Task to complete
Copy out lines with the word "this" from the material that follows.

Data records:
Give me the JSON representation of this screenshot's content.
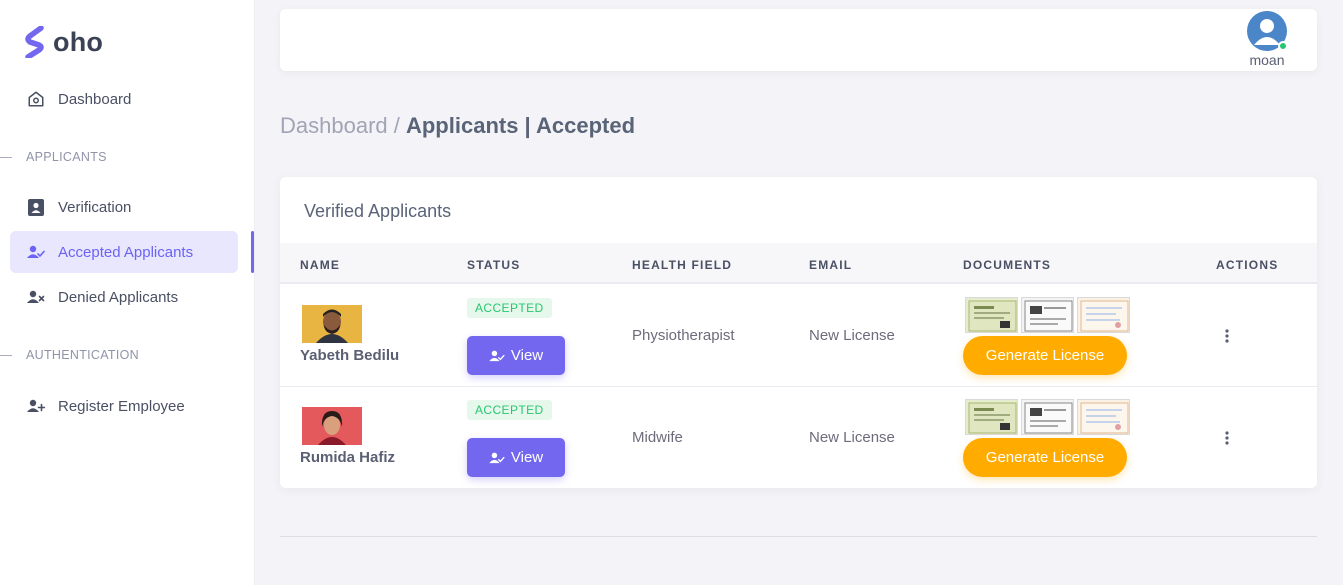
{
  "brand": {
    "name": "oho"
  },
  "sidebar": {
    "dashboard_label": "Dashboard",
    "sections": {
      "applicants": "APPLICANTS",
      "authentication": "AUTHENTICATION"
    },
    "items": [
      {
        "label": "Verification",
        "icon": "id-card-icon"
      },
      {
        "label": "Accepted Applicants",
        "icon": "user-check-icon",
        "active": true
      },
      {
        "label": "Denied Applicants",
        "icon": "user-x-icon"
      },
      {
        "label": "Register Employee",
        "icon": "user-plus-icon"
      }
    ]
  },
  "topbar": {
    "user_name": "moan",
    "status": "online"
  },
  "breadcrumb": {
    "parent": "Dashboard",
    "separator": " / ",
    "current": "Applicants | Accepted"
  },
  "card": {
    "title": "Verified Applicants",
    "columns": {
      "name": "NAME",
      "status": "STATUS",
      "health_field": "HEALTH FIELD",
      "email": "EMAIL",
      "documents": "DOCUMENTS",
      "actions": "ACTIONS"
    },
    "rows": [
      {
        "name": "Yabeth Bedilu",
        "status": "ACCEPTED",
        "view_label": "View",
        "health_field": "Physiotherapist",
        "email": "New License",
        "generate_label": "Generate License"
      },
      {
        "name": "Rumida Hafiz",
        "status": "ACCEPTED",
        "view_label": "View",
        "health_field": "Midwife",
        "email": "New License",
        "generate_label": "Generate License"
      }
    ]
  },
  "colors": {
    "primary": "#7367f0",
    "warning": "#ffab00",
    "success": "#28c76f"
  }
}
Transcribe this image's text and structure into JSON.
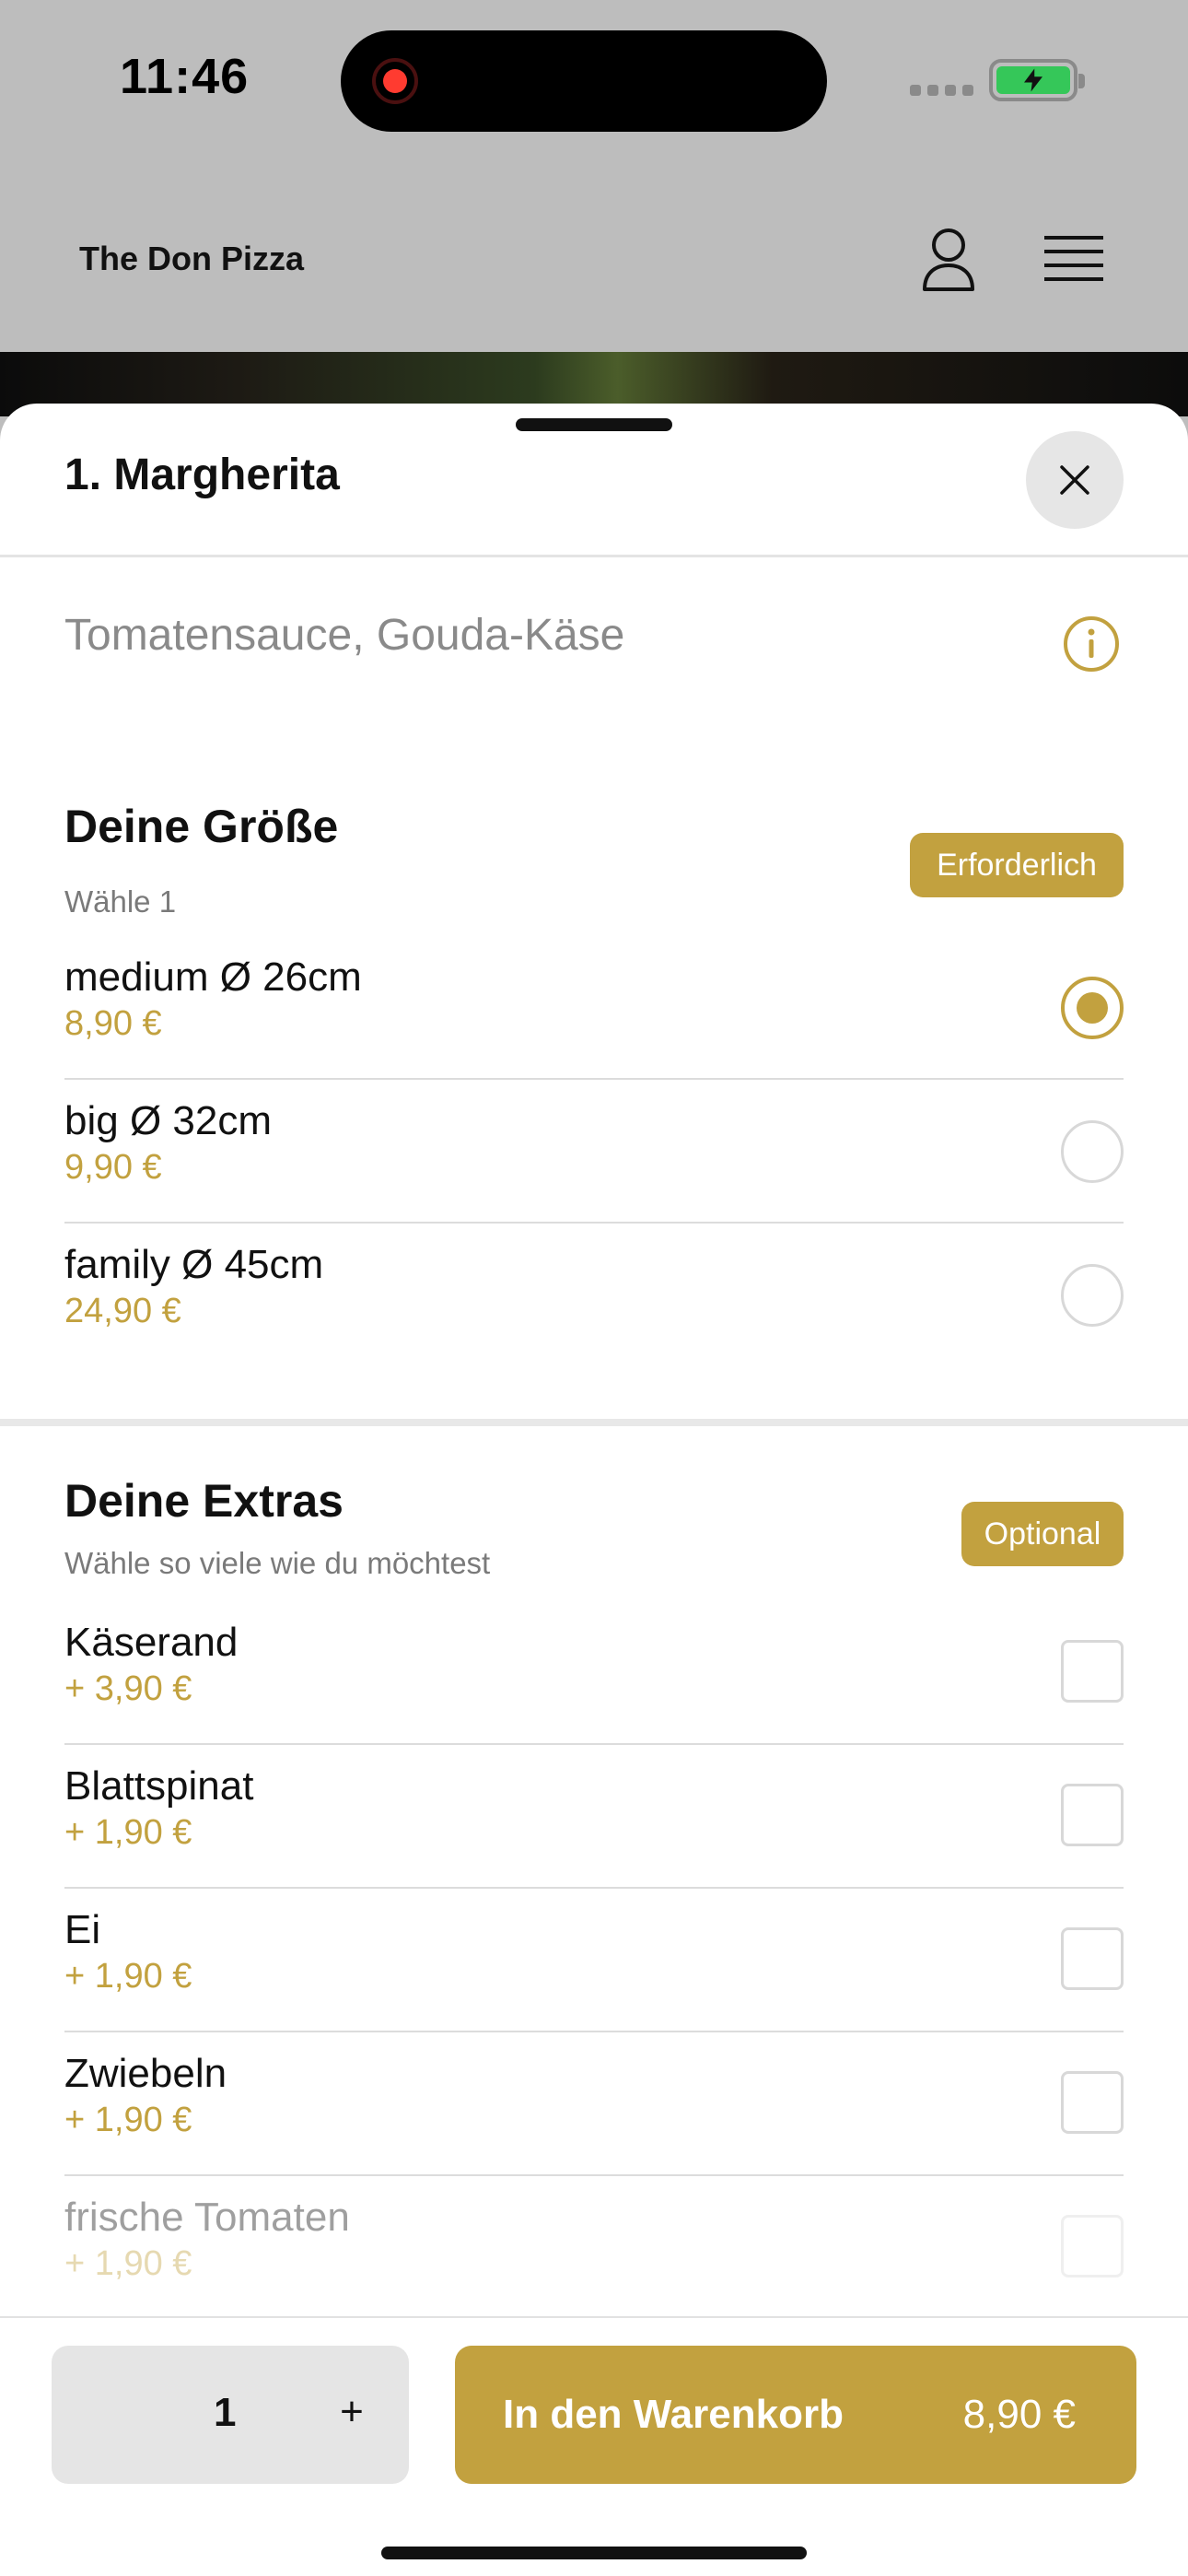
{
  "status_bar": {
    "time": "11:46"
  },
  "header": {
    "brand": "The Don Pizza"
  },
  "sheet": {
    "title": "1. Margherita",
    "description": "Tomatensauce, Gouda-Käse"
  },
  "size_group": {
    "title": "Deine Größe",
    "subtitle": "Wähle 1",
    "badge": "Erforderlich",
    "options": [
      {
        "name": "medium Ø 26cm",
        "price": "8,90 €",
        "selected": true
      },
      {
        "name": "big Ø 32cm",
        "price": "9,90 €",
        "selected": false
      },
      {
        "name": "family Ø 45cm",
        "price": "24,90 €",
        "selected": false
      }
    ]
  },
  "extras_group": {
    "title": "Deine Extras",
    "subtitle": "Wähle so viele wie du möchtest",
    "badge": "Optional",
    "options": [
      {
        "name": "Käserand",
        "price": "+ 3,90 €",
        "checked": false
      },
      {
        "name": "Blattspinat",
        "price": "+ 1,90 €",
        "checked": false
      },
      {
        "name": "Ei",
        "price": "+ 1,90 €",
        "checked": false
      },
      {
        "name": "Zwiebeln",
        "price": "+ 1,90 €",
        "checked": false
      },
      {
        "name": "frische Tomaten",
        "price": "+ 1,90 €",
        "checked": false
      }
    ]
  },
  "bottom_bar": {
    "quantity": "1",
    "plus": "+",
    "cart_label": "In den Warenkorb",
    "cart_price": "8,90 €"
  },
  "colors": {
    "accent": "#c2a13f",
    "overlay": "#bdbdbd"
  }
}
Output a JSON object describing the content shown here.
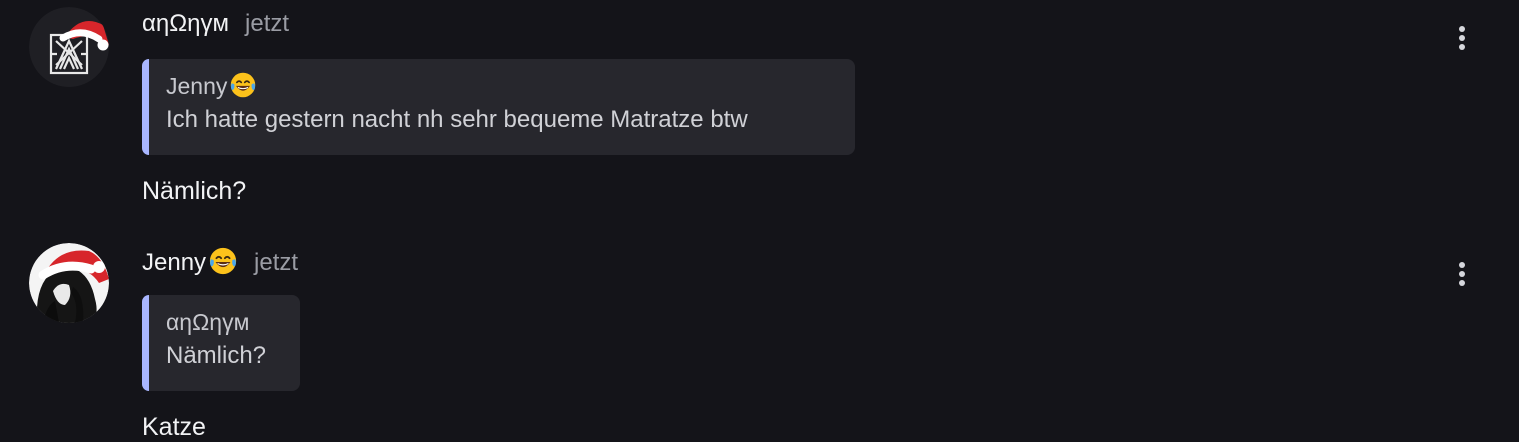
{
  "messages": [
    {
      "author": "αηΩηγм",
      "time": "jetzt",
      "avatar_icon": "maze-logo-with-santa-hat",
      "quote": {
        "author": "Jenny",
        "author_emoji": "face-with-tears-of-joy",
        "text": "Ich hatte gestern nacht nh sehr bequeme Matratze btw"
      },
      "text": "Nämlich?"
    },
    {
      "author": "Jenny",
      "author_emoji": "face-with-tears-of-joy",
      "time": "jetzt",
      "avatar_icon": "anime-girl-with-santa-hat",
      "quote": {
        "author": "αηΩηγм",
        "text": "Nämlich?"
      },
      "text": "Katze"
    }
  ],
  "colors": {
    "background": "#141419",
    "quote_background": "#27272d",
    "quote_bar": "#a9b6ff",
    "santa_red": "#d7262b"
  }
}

Full answer
Give me the JSON representation of this screenshot's content.
Transcribe this image's text and structure into JSON.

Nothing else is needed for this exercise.